**Given exercise**
Restate the data exactly as given and keep the pictures out.

-- Start Entries provided --

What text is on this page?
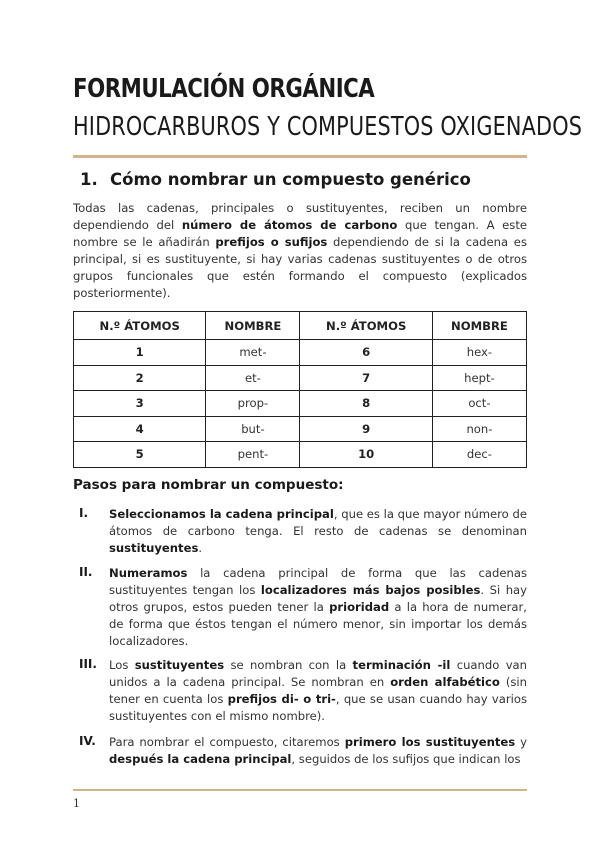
FORMULACIÓN ORGÁNICA
HIDROCARBUROS Y COMPUESTOS OXIGENADOS
1. Cómo nombrar un compuesto genérico
Todas las cadenas, principales o sustituyentes, reciben un nombre dependiendo del número de átomos de carbono que tengan. A este nombre se le añadirán prefijos o sufijos dependiendo de si la cadena es principal, si es sustituyente, si hay varias cadenas sustituyentes o de otros grupos funcionales que estén formando el compuesto (explicados posteriormente).
N.º ÁTOMOS	NOMBRE	N.º ÁTOMOS	NOMBRE
1	met-	6	hex-
2	et-	7	hept-
3	prop-	8	oct-
4	but-	9	non-
5	pent-	10	dec-
Pasos para nombrar un compuesto:
I. Seleccionamos la cadena principal, que es la que mayor número de átomos de carbono tenga. El resto de cadenas se denominan sustituyentes.
II. Numeramos la cadena principal de forma que las cadenas sustituyentes tengan los localizadores más bajos posibles. Si hay otros grupos, estos pueden tener la prioridad a la hora de numerar, de forma que éstos tengan el número menor, sin importar los demás localizadores.
III. Los sustituyentes se nombran con la terminación -il cuando van unidos a la cadena principal. Se nombran en orden alfabético (sin tener en cuenta los prefijos di- o tri-, que se usan cuando hay varios sustituyentes con el mismo nombre).
IV. Para nombrar el compuesto, citaremos primero los sustituyentes y después la cadena principal, seguidos de los sufijos que indican los
1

-- End Entries provided --

**The completed task**
What text is on this page?
FORMULACIÓN ORGÁNICA
HIDROCARBUROS Y COMPUESTOS OXIGENADOS
1. Cómo nombrar un compuesto genérico
Todas las cadenas, principales o sustituyentes, reciben un nombre dependiendo del número de átomos de carbono que tengan. A este nombre se le añadirán prefijos o sufijos dependiendo de si la cadena es principal, si es sustituyente, si hay varias cadenas sustituyentes o de otros grupos funcionales que estén formando el compuesto (explicados posteriormente).
N.º ÁTOMOS	NOMBRE	N.º ÁTOMOS	NOMBRE
1	met-	6	hex-
2	et-	7	hept-
3	prop-	8	oct-
4	but-	9	non-
5	pent-	10	dec-
Pasos para nombrar un compuesto:
I. Seleccionamos la cadena principal, que es la que mayor número de átomos de carbono tenga. El resto de cadenas se denominan sustituyentes.
II. Numeramos la cadena principal de forma que las cadenas sustituyentes tengan los localizadores más bajos posibles. Si hay otros grupos, estos pueden tener la prioridad a la hora de numerar, de forma que éstos tengan el número menor, sin importar los demás localizadores.
III. Los sustituyentes se nombran con la terminación -il cuando van unidos a la cadena principal. Se nombran en orden alfabético (sin tener en cuenta los prefijos di- o tri-, que se usan cuando hay varios sustituyentes con el mismo nombre).
IV. Para nombrar el compuesto, citaremos primero los sustituyentes y después la cadena principal, seguidos de los sufijos que indican los
1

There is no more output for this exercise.